##### SELECTED EXCERPT

Guess what? This weird weather stuff is just one consequence related to nature's deterioration. This whole thing about Global Warming and green house gases is no joke. I read in the new edition of New Scientist last week that if emissions of CO2 don't drop, it's expected that the Earth will warm up 4 degrees Celsius by the end of 2100. Can you imagine how things are going to be at that time here in the United States of America?
Weather is certainly something important for Anglers, specially because severe droughts with raising temperatures may even deplete some water sources in this country. Personally, I remember going to the Hoover Dam last May, on the West coast. The water levels there were really low according to the locals, and looking at the markings on the rocks, it was clearly visible that water was super low (you can read more about it here). Can you imagine the impact that weather could have here in Philadelphia? Starting with the lakes, they could be totally dry by 2100. After all, people need to drink water. The Schuylkill and the Delaware Rivers' levels could be down by a couple feet, meaning that the tributaries/small creeks would be directly affected by it. With changes in water temperature and water depth, the whole fish migration cycle would be messed up, not to mention their spawning behavior, habitats, etc.
Now, since this post focuses mainly on the concepts of environmental conservation and CPR, I'll give one example of each related to the Schuylkill and the Delaware Rivers, respectively.  
Weather/temperature is nothing but one aspect of environmental deterioration. Pollution, which is a result of everything I said in part 3, is also another big factor that influences in our fishing. Ask any old fishing locals, and they will all tell you that the Schuylkill River was an oil dump when they were kids (1930-1960's). Only a couple Species of fish were able to survive in such a tough environment (i.e. Channel Catfish, American Eels). It's thanks to the Water Department, and MILLIONS of dollars spent in water treatment (money that goes out of your pocket), that the Schuylkill is better nowadays. And even today, when the River is so much better, there are still people out there calling the Schuylkill River the "Sewer" of the city, where "dead bodies" are dumped. I would love to remind all those people that the water that all Philadelphians drink partially come from the Schuylkill and the Delaware Rivers after water treatment is performed.

##########
##### SUPPLIED RECORDS

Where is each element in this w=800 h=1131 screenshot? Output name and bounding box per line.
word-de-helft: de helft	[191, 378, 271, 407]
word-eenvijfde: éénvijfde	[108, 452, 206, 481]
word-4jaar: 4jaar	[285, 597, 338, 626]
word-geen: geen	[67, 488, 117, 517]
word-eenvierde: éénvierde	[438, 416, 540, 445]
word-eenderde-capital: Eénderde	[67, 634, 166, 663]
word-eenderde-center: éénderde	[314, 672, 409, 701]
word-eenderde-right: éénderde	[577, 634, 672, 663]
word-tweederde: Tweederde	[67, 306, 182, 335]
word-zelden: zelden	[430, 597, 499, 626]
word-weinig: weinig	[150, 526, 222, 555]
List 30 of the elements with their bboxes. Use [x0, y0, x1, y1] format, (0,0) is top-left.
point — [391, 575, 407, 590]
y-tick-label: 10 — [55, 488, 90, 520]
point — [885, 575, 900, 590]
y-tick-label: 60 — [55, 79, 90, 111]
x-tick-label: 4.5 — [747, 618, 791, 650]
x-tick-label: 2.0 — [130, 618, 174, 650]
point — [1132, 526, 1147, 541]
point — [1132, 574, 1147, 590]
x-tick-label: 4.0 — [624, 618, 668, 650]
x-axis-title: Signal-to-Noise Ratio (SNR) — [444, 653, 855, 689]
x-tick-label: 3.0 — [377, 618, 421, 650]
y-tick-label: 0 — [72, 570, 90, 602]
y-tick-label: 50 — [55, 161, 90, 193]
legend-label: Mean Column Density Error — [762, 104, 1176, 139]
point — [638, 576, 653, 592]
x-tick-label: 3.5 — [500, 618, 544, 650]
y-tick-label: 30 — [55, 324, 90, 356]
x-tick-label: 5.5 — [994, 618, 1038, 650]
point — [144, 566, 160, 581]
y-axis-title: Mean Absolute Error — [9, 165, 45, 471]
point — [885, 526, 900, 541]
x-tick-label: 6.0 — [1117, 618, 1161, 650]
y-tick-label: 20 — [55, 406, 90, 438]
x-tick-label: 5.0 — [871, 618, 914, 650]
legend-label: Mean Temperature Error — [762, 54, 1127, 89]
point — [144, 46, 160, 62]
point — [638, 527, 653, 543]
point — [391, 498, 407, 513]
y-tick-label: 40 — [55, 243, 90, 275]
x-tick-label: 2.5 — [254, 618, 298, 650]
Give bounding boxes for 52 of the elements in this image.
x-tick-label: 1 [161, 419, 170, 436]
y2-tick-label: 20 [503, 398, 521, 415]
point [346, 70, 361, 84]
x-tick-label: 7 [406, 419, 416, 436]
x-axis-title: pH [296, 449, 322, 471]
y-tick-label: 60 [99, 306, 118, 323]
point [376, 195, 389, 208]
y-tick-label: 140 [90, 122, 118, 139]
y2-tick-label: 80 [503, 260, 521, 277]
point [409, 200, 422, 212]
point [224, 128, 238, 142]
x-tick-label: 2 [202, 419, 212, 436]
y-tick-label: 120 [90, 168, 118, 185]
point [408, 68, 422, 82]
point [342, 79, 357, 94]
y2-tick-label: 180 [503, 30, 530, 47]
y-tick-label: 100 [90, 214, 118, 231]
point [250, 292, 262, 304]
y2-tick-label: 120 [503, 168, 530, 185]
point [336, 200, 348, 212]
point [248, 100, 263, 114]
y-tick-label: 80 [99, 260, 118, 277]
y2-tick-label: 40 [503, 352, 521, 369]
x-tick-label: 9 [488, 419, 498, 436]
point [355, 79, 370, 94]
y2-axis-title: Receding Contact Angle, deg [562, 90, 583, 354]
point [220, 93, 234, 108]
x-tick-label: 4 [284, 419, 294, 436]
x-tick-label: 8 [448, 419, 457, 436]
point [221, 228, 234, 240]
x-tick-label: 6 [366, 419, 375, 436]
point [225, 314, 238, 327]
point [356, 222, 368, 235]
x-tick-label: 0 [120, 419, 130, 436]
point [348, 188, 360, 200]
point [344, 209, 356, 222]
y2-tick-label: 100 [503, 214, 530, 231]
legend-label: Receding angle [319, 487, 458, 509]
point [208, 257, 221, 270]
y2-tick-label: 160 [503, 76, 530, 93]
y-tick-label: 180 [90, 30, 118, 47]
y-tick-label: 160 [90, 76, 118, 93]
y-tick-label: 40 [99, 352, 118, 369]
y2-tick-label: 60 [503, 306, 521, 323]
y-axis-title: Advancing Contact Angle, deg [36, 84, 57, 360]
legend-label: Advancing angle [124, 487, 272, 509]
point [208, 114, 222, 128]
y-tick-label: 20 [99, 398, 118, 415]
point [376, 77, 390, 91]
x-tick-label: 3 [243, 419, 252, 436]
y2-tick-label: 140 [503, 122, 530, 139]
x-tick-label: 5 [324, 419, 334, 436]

##########

> _DIRECTIONS_:
Quote the post from "Guess what? This" up to and including "States of America?". Rely on the post about weather and fishing alone.

> _SOLUTION TO THE EXERCISE_:
Guess what? This weird weather stuff is just one consequence related to nature's deterioration. This whole thing about Global Warming and green house gases is no joke. I read in the new edition of New Scientist last week that if emissions of CO2 don't drop, it's expected that the Earth will warm up 4 degrees Celsius by the end of 2100. Can you imagine how things are going to be at that time here in the United States of America?